**Document passage:**
====
Las Vegas Sun

March 29, 2024

5-MINUTE EXPERT:

Where do emojis come from?

The Emoji Movie

Sony Pictures / Courtesy

The colorful, expressive stars of The Emoji Movie.

60 billion

Emojis used on Facebook every day, according to the social media giant

Want to know who to thank for adding that taco emoji you use every Tuesday? It’s the Unicode Consortium, a nonprofit organization based in Silicon Valley. The Unicode Consortium is the governing body that decides which emojis get added to the existing catalog—though individual companies get to design their specific look based off a mock-up. (This is why iPhones and Androids both have a “selfie emoji,” featuring an arm holding up a smartphone, but on the iPhone version the sleeve of the shirt is purple and on the Android version it’s blue.) While they might garner the most attention, emojis represent only a small portion of what the consortium does. The mostly volunteer-run group is also responsible for standardization of non-alphabetic systems of writing—think Chinese characters, Cyrillic letters, etc. Those characters make up the vast majority of their offerings.

Emojis have been around longer than you think

During the Great Depression, thousands of hobos rode trains across the country looking for work. The practice of train hopping was illegal and dangerous, and as a result hobos, created a code to send messages and make it easier for their brethren. The hobo code—“hoboglyphs,” if you will—informed travelers of potential hazards or resources. An outline of a cat indicated a kind woman known to be friendly to hobos; two overlapping circles warned of an unfriendly police presence in the area. For those outside the hobo community, the crudely drawn pictographs would attract little attention, but for those in the know, they were a valid and important form of communication.

In the same vein, some of the emojis you see today have double meanings. The eggplant? Usually a reference to a certain part of the male anatomy. The peach? Another body part.

Emoji equality

• 2012: Same-sex couple emojis were offered alongside their male-female equivalents.

• 2015: The emoji catalog made a major shift: It began offering five skin tones for its people and body parts. Yellow is the default, but users can hold down the emoji to reveal alternative skin tones.

• 2016: Google proposed (and got approved) 11 new emojis of women in professional fields, including police, chef, teacher, etc. Prior to these offerings, the most prominent female emojis were a bride and a princess.

Submit your emoji idea

Anybody can submit an emoji proposal to the Unicode Consortium online at unicode.org/emoji. The process is free. Selection factors include: expected usage level, image distinctiveness and the frequency with which the emoji is requested. Among the things you must submit in your proposal: an image showing the “intended appearance” of the emoji and which sort category it would appear in (face-positive, face-neutral, cat-face, food-fruit, etc.).
====
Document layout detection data
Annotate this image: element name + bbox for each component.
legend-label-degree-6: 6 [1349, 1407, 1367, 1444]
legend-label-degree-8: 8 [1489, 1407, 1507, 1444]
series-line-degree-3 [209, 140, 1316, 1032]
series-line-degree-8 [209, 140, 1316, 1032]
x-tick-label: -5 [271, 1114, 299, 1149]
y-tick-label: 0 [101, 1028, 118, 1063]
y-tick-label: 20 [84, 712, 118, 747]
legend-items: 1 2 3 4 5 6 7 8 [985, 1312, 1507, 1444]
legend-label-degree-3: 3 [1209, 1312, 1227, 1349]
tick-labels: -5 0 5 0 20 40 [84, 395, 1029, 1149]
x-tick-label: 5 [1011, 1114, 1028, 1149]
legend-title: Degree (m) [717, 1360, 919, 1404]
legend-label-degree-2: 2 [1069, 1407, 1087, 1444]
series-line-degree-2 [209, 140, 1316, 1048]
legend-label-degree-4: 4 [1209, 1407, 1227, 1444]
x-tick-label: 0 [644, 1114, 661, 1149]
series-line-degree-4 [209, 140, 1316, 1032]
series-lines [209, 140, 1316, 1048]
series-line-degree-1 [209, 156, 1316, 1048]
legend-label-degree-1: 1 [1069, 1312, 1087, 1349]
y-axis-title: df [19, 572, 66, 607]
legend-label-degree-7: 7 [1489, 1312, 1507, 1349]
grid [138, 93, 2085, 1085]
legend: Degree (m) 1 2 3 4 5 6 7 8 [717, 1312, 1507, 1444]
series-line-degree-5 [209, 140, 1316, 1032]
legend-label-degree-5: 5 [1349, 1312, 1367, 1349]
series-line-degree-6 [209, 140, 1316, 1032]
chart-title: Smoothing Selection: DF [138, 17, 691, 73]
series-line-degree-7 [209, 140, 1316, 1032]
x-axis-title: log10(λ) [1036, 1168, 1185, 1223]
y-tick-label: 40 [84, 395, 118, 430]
====
**Instructions:**
a: Using the emoji article, answer each question on its own line, marked (i), (ii) and (iii):
(i) Where is the Unicode Consortium based?
(ii) In the hobo code, what did an outline of a cat indicate?
(iii) How many new emojis of women in professional fields did Google propose in 2016?
b: Write the next part of the emoji article, starting after its final sentence.

**Answers per task:**
a:
(i) Silicon Valley
(ii) A kind woman known to be friendly to hobos
(iii) 11

b:
Emoji inconsistency

Most popular emojis

According to emojistats.org, which tracks usage of the iOS emoji and sticker keyboard EmojiXpress, these are the most-used emojis (as of April 10):

• Face With Tears of Joy: 167,216,636

• Heart: 82,861,589

• Face Blowing a Kiss: 63,480,658

• Smiling Face With Heart-Eyes: 46,979,839

• Loudly Crying Face: 17,208,203

• Smiling Face With Smiling Eyes: 16,707,667

• Thumbs Up: 15,952,093

Last year, Apple changed its pistol emoji to a squirt gun. All other providers (Android, Windows, Samsung, LG, HTC, Facebook and Twitter) have non-toy guns. The controversial change led to a debate among emoji-lovers and tech blogs about whether the perceived political statement could lead to confusion. Will iPhone owners text the gun as a joke to an Android user who might see it as a threat?

In a less extreme but far more bizarre example of emoji inconsistency, Samsung’s “cookie” emoji is actually two saltine crackers laid atop one another. Everyone else uses some form of a chocolate chip cookie.

Year of the emoji

The Oxford Dictionary chose the “face with tears of joy” emoji as its 2015 Word of the Year, a designation given to the word—or the “word”—that “best reflected the ethos, mood and preoccupations” of the year.

According to Oxford and the mobile technology business SwiftKey, the emoji was the most used emoji globally.

Emoji advertising

Twitter introduced targeted advertising based off emojis in 2016. Advertisers can hone in on users who have recently tweeted or engaged with tweets featuring specific emojis. Toyota took this option to the extreme by creating a series of videos—83 of them, to be exact—featuring various drivers whose heads had been replaced by emojis. This means a user who tweets using a smiley face might see an ad featuring

the same emoji.

New offerings

On Oct. 31, Apple released iOS 11.1 featuring 240 new emojis, including a face vomiting, merpeople, dinosaurs, a wizard and a rock climber. Later this year, 157 more will be added and include a red head, cupcake, pirate flag and hippo.